Data listing
• • • • •
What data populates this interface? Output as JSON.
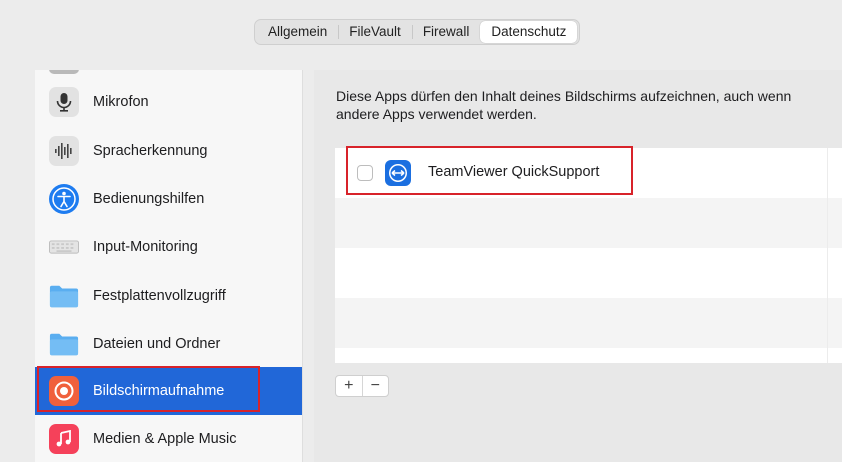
{
  "tabs": [
    {
      "label": "Allgemein",
      "active": false
    },
    {
      "label": "FileVault",
      "active": false
    },
    {
      "label": "Firewall",
      "active": false
    },
    {
      "label": "Datenschutz",
      "active": true
    }
  ],
  "sidebar": {
    "items": [
      {
        "label": "Mikrofon",
        "icon": "microphone-icon"
      },
      {
        "label": "Spracherkennung",
        "icon": "waveform-icon"
      },
      {
        "label": "Bedienungshilfen",
        "icon": "accessibility-icon"
      },
      {
        "label": "Input-Monitoring",
        "icon": "keyboard-icon"
      },
      {
        "label": "Festplattenvollzugriff",
        "icon": "folder-icon"
      },
      {
        "label": "Dateien und Ordner",
        "icon": "folder-icon"
      },
      {
        "label": "Bildschirmaufnahme",
        "icon": "screen-recording-icon",
        "selected": true
      },
      {
        "label": "Medien & Apple Music",
        "icon": "music-icon"
      }
    ]
  },
  "main": {
    "description": "Diese Apps dürfen den Inhalt deines Bildschirms aufzeichnen, auch wenn andere Apps verwendet werden.",
    "apps": [
      {
        "name": "TeamViewer QuickSupport",
        "checked": false,
        "icon": "teamviewer-icon"
      }
    ],
    "add_label": "+",
    "remove_label": "−"
  },
  "colors": {
    "selection": "#2167d8",
    "highlight": "#d8232a",
    "teamviewer": "#1b6fe0"
  }
}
• • • • •
Restate each line of the records exactly; pictures do not belong in the copy.

What data populates this interface? Output as JSON.
{
  "tabs": [
    {
      "label": "Allgemein",
      "active": false
    },
    {
      "label": "FileVault",
      "active": false
    },
    {
      "label": "Firewall",
      "active": false
    },
    {
      "label": "Datenschutz",
      "active": true
    }
  ],
  "sidebar": {
    "items": [
      {
        "label": "Mikrofon",
        "icon": "microphone-icon"
      },
      {
        "label": "Spracherkennung",
        "icon": "waveform-icon"
      },
      {
        "label": "Bedienungshilfen",
        "icon": "accessibility-icon"
      },
      {
        "label": "Input-Monitoring",
        "icon": "keyboard-icon"
      },
      {
        "label": "Festplattenvollzugriff",
        "icon": "folder-icon"
      },
      {
        "label": "Dateien und Ordner",
        "icon": "folder-icon"
      },
      {
        "label": "Bildschirmaufnahme",
        "icon": "screen-recording-icon",
        "selected": true
      },
      {
        "label": "Medien & Apple Music",
        "icon": "music-icon"
      }
    ]
  },
  "main": {
    "description": "Diese Apps dürfen den Inhalt deines Bildschirms aufzeichnen, auch wenn andere Apps verwendet werden.",
    "apps": [
      {
        "name": "TeamViewer QuickSupport",
        "checked": false,
        "icon": "teamviewer-icon"
      }
    ],
    "add_label": "+",
    "remove_label": "−"
  },
  "colors": {
    "selection": "#2167d8",
    "highlight": "#d8232a",
    "teamviewer": "#1b6fe0"
  }
}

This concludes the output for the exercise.